Given instruction:
Copy out each line that mentions the word "JSON".

Given information:
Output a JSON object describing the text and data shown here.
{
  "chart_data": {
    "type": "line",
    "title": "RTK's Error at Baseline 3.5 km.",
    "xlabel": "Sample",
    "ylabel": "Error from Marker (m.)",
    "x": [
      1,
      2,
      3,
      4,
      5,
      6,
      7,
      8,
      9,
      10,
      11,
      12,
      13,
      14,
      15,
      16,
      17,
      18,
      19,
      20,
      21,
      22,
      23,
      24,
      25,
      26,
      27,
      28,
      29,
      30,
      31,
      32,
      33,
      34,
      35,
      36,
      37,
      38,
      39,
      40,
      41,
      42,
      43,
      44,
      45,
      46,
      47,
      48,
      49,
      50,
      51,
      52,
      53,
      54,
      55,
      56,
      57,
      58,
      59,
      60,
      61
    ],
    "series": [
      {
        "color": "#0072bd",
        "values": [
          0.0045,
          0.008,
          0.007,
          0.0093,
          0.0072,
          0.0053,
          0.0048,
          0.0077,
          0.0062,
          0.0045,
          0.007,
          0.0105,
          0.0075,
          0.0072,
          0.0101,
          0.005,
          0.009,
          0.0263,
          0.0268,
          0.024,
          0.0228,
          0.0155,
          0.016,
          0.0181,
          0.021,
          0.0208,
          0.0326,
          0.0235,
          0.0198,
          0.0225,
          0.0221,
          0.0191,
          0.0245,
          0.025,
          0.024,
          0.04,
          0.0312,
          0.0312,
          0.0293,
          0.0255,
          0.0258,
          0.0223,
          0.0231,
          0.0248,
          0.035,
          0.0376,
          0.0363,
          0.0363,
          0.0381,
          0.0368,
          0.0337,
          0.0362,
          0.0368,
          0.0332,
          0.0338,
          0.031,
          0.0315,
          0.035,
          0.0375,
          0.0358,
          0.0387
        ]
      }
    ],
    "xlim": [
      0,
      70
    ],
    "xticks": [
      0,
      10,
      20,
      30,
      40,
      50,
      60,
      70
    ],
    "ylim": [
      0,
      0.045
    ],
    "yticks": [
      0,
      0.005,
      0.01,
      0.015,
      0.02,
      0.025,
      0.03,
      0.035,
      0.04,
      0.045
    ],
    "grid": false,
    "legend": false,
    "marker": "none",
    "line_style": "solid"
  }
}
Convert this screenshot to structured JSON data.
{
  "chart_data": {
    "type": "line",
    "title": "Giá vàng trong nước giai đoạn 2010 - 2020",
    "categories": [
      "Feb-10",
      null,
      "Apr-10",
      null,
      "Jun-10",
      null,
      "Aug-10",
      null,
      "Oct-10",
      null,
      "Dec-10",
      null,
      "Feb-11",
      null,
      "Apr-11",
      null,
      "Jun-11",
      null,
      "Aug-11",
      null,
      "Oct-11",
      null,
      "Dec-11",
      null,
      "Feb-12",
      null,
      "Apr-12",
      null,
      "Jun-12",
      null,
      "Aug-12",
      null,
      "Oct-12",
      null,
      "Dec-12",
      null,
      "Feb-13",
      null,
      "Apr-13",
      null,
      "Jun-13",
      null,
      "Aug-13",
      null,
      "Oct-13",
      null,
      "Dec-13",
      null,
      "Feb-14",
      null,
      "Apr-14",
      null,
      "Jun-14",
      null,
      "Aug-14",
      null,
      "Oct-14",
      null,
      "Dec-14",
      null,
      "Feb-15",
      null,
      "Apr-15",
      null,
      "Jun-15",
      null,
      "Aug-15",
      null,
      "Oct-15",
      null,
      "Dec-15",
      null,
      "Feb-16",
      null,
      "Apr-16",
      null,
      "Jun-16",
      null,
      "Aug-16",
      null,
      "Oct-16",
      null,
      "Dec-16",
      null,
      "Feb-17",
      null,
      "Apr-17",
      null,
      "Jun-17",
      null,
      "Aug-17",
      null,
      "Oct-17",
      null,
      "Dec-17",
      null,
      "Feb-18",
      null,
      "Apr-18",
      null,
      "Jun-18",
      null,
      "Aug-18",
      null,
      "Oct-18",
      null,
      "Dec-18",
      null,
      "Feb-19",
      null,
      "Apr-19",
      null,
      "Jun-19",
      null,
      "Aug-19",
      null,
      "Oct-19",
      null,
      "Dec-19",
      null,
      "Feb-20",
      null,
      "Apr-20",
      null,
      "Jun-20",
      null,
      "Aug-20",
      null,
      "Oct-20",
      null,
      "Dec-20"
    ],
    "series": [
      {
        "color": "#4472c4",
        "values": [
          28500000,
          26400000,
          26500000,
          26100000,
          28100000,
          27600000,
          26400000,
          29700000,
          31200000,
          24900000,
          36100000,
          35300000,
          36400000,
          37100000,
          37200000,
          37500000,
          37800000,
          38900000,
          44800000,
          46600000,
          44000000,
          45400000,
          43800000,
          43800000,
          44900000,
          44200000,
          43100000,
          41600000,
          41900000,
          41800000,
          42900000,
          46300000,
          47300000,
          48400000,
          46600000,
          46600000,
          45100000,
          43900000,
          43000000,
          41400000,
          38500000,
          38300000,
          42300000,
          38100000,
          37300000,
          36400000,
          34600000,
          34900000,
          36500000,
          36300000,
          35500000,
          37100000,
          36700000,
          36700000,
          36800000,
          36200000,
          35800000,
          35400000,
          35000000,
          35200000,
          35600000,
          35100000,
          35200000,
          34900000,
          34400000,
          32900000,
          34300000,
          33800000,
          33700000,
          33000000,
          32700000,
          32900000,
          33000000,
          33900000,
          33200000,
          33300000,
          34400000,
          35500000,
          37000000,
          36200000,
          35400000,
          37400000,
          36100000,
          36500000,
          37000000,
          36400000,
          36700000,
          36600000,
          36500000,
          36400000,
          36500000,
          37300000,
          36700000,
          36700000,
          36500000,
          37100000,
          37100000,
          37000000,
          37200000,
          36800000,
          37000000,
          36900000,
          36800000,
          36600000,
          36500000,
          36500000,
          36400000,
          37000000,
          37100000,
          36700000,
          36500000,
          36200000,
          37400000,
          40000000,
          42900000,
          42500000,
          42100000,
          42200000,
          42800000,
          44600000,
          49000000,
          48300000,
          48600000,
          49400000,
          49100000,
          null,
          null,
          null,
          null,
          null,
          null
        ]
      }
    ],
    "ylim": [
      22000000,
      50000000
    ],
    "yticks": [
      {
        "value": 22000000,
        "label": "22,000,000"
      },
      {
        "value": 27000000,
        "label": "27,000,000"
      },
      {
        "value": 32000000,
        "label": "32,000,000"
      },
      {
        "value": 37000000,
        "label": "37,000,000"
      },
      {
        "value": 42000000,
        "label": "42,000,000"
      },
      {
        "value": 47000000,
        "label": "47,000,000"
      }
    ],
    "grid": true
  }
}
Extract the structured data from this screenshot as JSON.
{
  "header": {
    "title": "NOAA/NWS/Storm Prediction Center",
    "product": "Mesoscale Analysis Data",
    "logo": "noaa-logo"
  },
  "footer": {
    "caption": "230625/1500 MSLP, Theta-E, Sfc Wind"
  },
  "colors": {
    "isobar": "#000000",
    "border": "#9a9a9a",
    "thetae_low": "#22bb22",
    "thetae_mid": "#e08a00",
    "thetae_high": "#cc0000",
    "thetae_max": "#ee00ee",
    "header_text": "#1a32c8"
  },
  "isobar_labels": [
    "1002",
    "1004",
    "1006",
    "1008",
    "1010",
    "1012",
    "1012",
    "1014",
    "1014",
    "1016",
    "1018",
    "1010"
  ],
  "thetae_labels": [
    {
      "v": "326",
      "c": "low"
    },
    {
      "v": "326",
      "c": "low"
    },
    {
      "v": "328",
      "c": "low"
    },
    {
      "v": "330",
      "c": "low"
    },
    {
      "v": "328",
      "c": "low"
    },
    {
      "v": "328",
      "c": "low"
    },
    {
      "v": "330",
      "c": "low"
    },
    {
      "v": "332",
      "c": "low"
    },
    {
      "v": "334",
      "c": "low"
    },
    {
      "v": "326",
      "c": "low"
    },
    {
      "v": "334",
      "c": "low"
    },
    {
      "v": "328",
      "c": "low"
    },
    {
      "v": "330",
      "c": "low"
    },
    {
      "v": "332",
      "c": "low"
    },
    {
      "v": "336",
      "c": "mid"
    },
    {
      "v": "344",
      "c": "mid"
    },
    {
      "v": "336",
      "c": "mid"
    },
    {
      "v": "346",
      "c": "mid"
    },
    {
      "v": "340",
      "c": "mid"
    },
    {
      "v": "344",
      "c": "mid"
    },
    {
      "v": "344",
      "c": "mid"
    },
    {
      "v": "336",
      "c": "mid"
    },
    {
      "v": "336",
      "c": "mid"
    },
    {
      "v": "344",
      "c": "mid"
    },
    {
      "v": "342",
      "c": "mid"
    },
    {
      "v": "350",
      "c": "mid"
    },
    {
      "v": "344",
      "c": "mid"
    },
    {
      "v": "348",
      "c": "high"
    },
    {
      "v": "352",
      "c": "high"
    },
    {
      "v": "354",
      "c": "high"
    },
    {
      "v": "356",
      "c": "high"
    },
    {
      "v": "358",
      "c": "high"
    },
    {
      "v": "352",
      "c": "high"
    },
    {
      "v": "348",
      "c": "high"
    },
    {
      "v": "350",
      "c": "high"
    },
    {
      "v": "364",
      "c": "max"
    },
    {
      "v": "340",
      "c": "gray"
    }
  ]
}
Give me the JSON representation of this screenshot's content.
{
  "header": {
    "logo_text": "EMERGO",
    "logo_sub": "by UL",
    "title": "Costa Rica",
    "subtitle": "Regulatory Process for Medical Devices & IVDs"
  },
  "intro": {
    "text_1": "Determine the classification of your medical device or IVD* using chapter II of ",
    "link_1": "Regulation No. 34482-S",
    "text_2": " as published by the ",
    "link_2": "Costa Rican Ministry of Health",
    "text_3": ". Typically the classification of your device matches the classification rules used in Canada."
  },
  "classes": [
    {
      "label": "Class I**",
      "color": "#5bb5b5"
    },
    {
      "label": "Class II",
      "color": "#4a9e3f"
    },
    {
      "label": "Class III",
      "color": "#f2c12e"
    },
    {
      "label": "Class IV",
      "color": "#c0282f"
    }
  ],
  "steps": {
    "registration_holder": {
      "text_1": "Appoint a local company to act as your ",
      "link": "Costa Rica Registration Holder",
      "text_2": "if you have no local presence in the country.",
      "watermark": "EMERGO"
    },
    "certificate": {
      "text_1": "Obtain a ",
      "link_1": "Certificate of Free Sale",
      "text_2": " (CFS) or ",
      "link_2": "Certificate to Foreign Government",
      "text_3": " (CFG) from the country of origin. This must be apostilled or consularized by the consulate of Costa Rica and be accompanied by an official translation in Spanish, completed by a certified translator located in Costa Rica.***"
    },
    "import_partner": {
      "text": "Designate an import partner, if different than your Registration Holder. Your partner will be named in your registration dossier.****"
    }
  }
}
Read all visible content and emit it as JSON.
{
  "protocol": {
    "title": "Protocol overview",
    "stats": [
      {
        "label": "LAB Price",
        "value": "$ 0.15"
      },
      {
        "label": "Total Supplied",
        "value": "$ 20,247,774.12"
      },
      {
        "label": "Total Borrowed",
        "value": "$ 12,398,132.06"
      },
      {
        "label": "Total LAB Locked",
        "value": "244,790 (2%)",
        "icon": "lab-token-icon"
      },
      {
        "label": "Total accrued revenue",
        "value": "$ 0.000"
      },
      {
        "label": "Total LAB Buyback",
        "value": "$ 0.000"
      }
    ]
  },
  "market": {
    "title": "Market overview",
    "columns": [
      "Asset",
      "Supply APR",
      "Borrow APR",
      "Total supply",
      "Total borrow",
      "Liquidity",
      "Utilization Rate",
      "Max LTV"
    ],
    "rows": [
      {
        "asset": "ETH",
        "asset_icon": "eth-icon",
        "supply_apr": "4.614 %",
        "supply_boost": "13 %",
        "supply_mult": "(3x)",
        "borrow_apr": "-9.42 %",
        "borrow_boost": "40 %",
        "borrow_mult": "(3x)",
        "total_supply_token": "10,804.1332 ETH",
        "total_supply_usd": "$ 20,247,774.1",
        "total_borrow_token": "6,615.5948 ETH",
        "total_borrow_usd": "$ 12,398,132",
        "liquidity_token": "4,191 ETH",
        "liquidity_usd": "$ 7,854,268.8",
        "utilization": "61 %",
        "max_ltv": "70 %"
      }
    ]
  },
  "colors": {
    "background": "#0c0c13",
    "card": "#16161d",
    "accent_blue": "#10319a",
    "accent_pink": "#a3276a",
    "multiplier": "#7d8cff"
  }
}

Full output:
Output a JSON object describing the text and data shown here.
Convert this screenshot to structured JSON data.
Extract the structured data from this screenshot as JSON.
Give me the JSON representation of this screenshot's content.
Read all visible content and emit it as JSON.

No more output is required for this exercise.